Box coordinate listings

--

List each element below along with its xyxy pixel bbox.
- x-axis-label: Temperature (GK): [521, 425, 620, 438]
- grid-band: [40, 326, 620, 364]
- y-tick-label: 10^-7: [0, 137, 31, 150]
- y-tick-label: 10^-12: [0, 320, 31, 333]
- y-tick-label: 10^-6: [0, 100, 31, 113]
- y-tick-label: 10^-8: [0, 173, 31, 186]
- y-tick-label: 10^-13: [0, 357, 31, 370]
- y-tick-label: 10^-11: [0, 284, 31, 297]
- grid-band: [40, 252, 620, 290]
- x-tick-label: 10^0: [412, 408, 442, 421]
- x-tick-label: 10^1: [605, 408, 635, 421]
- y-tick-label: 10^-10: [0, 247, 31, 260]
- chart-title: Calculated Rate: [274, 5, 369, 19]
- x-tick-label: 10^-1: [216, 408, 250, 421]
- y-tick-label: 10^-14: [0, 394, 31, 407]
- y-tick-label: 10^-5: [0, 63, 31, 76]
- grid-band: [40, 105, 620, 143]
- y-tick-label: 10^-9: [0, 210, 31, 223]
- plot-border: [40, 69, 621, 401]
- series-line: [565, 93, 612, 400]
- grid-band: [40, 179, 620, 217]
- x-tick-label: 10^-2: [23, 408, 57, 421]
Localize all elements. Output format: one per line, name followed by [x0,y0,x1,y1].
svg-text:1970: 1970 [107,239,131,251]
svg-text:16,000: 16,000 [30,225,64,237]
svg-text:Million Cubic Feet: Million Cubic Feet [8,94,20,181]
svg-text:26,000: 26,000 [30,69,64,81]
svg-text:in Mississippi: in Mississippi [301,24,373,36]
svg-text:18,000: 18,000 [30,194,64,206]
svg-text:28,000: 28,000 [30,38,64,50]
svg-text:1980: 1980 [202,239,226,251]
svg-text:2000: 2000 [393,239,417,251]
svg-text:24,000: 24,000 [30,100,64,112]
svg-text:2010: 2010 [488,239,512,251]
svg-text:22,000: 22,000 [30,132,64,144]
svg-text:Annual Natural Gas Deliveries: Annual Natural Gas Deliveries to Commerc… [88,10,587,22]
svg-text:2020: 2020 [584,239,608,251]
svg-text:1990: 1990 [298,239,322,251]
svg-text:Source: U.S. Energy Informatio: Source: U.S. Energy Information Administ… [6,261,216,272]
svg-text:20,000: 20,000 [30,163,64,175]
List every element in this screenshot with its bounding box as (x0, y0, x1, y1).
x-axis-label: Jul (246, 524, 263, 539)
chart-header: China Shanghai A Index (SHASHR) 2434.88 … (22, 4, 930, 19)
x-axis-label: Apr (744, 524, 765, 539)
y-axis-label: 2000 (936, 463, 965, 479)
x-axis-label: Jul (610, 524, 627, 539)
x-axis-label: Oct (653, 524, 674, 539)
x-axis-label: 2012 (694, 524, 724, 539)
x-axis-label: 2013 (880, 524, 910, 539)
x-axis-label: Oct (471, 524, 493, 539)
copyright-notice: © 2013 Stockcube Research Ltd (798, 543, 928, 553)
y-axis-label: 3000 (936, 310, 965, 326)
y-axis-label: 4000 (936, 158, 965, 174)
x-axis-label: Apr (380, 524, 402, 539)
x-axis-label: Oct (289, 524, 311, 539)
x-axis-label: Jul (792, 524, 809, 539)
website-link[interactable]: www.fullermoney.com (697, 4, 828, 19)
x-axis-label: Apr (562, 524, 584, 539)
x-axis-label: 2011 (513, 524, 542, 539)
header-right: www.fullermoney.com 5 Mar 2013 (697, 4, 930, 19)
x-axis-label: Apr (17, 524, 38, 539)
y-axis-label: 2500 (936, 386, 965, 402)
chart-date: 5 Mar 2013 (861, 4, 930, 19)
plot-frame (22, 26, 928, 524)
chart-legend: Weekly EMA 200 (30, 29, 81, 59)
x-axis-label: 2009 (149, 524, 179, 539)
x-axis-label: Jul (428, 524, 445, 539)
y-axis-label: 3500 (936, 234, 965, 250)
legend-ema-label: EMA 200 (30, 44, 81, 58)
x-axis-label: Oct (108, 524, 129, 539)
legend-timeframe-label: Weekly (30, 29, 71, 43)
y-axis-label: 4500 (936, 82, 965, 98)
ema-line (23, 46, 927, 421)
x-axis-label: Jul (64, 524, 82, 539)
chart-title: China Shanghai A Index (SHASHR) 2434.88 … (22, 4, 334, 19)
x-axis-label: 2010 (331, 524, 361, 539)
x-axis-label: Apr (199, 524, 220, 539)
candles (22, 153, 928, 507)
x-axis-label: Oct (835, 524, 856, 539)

--

Copy every line of the records above verbatim, keeping each character and the original line order.

▶ _Solution to the exercise_
List each element below along with its xyxy pixel bbox.
- x-axis-label: Temperature (GK): [521, 425, 620, 438]
- grid-band: [40, 326, 620, 364]
- y-tick-label: 10^-7: [0, 137, 31, 150]
- y-tick-label: 10^-12: [0, 320, 31, 333]
- y-tick-label: 10^-6: [0, 100, 31, 113]
- y-tick-label: 10^-8: [0, 173, 31, 186]
- y-tick-label: 10^-13: [0, 357, 31, 370]
- y-tick-label: 10^-11: [0, 284, 31, 297]
- grid-band: [40, 252, 620, 290]
- x-tick-label: 10^0: [412, 408, 442, 421]
- x-tick-label: 10^1: [605, 408, 635, 421]
- y-tick-label: 10^-10: [0, 247, 31, 260]
- chart-title: Calculated Rate: [274, 5, 369, 19]
- x-tick-label: 10^-1: [216, 408, 250, 421]
- y-tick-label: 10^-14: [0, 394, 31, 407]
- y-tick-label: 10^-5: [0, 63, 31, 76]
- grid-band: [40, 105, 620, 143]
- y-tick-label: 10^-9: [0, 210, 31, 223]
- plot-border: [40, 69, 621, 401]
- series-line: [565, 93, 612, 400]
- grid-band: [40, 179, 620, 217]
- x-tick-label: 10^-2: [23, 408, 57, 421]
Localize all elements. Output format: one per line, name followed by [x0,y0,x1,y1].
svg-text:1970: 1970 [107,239,131,251]
svg-text:16,000: 16,000 [30,225,64,237]
svg-text:Million Cubic Feet: Million Cubic Feet [8,94,20,181]
svg-text:26,000: 26,000 [30,69,64,81]
svg-text:in Mississippi: in Mississippi [301,24,373,36]
svg-text:18,000: 18,000 [30,194,64,206]
svg-text:28,000: 28,000 [30,38,64,50]
svg-text:1980: 1980 [202,239,226,251]
svg-text:2000: 2000 [393,239,417,251]
svg-text:24,000: 24,000 [30,100,64,112]
svg-text:2010: 2010 [488,239,512,251]
svg-text:22,000: 22,000 [30,132,64,144]
svg-text:Annual Natural Gas Deliveries: Annual Natural Gas Deliveries to Commerc… [88,10,587,22]
svg-text:2020: 2020 [584,239,608,251]
svg-text:1990: 1990 [298,239,322,251]
svg-text:Source: U.S. Energy Informatio: Source: U.S. Energy Information Administ… [6,261,216,272]
svg-text:20,000: 20,000 [30,163,64,175]
List every element in this screenshot with its bounding box as (x0, y0, x1, y1).
x-axis-label: Jul (246, 524, 263, 539)
chart-header: China Shanghai A Index (SHASHR) 2434.88 … (22, 4, 930, 19)
x-axis-label: Apr (744, 524, 765, 539)
y-axis-label: 2000 (936, 463, 965, 479)
x-axis-label: Jul (610, 524, 627, 539)
x-axis-label: Oct (653, 524, 674, 539)
x-axis-label: 2012 (694, 524, 724, 539)
x-axis-label: 2013 (880, 524, 910, 539)
x-axis-label: Oct (471, 524, 493, 539)
copyright-notice: © 2013 Stockcube Research Ltd (798, 543, 928, 553)
y-axis-label: 3000 (936, 310, 965, 326)
y-axis-label: 4000 (936, 158, 965, 174)
x-axis-label: Apr (380, 524, 402, 539)
x-axis-label: Oct (289, 524, 311, 539)
x-axis-label: Jul (792, 524, 809, 539)
website-link[interactable]: www.fullermoney.com (697, 4, 828, 19)
x-axis-label: Apr (562, 524, 584, 539)
x-axis-label: 2011 (513, 524, 542, 539)
header-right: www.fullermoney.com 5 Mar 2013 (697, 4, 930, 19)
x-axis-label: Apr (17, 524, 38, 539)
y-axis-label: 2500 (936, 386, 965, 402)
chart-date: 5 Mar 2013 (861, 4, 930, 19)
plot-frame (22, 26, 928, 524)
chart-legend: Weekly EMA 200 (30, 29, 81, 59)
x-axis-label: 2009 (149, 524, 179, 539)
x-axis-label: Jul (428, 524, 445, 539)
y-axis-label: 3500 (936, 234, 965, 250)
legend-ema-label: EMA 200 (30, 44, 81, 58)
x-axis-label: Oct (108, 524, 129, 539)
legend-timeframe-label: Weekly (30, 29, 71, 43)
y-axis-label: 4500 (936, 82, 965, 98)
ema-line (23, 46, 927, 421)
x-axis-label: Jul (64, 524, 82, 539)
chart-title: China Shanghai A Index (SHASHR) 2434.88 … (22, 4, 334, 19)
x-axis-label: 2010 (331, 524, 361, 539)
x-axis-label: Apr (199, 524, 220, 539)
candles (22, 153, 928, 507)
x-axis-label: Oct (835, 524, 856, 539)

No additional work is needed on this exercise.